> Provided entries:
☆ ☆ ☆ ☆ ☆ ☆ ☆
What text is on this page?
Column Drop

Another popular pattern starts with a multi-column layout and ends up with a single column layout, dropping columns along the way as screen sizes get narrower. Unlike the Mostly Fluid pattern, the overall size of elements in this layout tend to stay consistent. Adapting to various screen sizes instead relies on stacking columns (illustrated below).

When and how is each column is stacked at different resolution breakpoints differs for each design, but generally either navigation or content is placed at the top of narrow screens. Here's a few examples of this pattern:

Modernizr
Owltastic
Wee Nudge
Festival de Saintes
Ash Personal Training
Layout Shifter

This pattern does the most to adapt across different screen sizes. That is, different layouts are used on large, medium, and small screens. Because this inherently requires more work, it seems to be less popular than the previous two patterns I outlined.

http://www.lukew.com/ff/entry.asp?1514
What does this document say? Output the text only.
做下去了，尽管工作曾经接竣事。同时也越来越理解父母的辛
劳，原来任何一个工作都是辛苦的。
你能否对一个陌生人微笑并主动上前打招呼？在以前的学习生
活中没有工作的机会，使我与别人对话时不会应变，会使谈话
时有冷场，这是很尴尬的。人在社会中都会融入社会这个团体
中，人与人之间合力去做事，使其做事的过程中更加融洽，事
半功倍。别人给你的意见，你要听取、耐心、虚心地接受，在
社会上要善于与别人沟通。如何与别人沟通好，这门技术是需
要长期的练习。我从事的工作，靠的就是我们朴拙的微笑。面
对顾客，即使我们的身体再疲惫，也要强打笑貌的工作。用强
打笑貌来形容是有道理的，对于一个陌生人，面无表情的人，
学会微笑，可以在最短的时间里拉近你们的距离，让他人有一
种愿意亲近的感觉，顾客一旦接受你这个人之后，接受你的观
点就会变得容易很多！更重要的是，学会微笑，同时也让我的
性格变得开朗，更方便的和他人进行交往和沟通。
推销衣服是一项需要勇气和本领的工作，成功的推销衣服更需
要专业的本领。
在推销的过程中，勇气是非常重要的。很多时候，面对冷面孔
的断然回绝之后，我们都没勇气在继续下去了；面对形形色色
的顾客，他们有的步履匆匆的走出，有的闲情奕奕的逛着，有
☆ ☆ ☆ ☆ ☆ ☆ ☆
Every line of the data above should be reproduced word for word.

> Answer to the exercise:
What text is on this page?
Column Drop

Another popular pattern starts with a multi-column layout and ends up with a single column layout, dropping columns along the way as screen sizes get narrower. Unlike the Mostly Fluid pattern, the overall size of elements in this layout tend to stay consistent. Adapting to various screen sizes instead relies on stacking columns (illustrated below).

When and how is each column is stacked at different resolution breakpoints differs for each design, but generally either navigation or content is placed at the top of narrow screens. Here's a few examples of this pattern:

Modernizr
Owltastic
Wee Nudge
Festival de Saintes
Ash Personal Training
Layout Shifter

This pattern does the most to adapt across different screen sizes. That is, different layouts are used on large, medium, and small screens. Because this inherently requires more work, it seems to be less popular than the previous two patterns I outlined.

http://www.lukew.com/ff/entry.asp?1514
What does this document say? Output the text only.
做下去了，尽管工作曾经接竣事。同时也越来越理解父母的辛
劳，原来任何一个工作都是辛苦的。
你能否对一个陌生人微笑并主动上前打招呼？在以前的学习生
活中没有工作的机会，使我与别人对话时不会应变，会使谈话
时有冷场，这是很尴尬的。人在社会中都会融入社会这个团体
中，人与人之间合力去做事，使其做事的过程中更加融洽，事
半功倍。别人给你的意见，你要听取、耐心、虚心地接受，在
社会上要善于与别人沟通。如何与别人沟通好，这门技术是需
要长期的练习。我从事的工作，靠的就是我们朴拙的微笑。面
对顾客，即使我们的身体再疲惫，也要强打笑貌的工作。用强
打笑貌来形容是有道理的，对于一个陌生人，面无表情的人，
学会微笑，可以在最短的时间里拉近你们的距离，让他人有一
种愿意亲近的感觉，顾客一旦接受你这个人之后，接受你的观
点就会变得容易很多！更重要的是，学会微笑，同时也让我的
性格变得开朗，更方便的和他人进行交往和沟通。
推销衣服是一项需要勇气和本领的工作，成功的推销衣服更需
要专业的本领。
在推销的过程中，勇气是非常重要的。很多时候，面对冷面孔
的断然回绝之后，我们都没勇气在继续下去了；面对形形色色
的顾客，他们有的步履匆匆的走出，有的闲情奕奕的逛着，有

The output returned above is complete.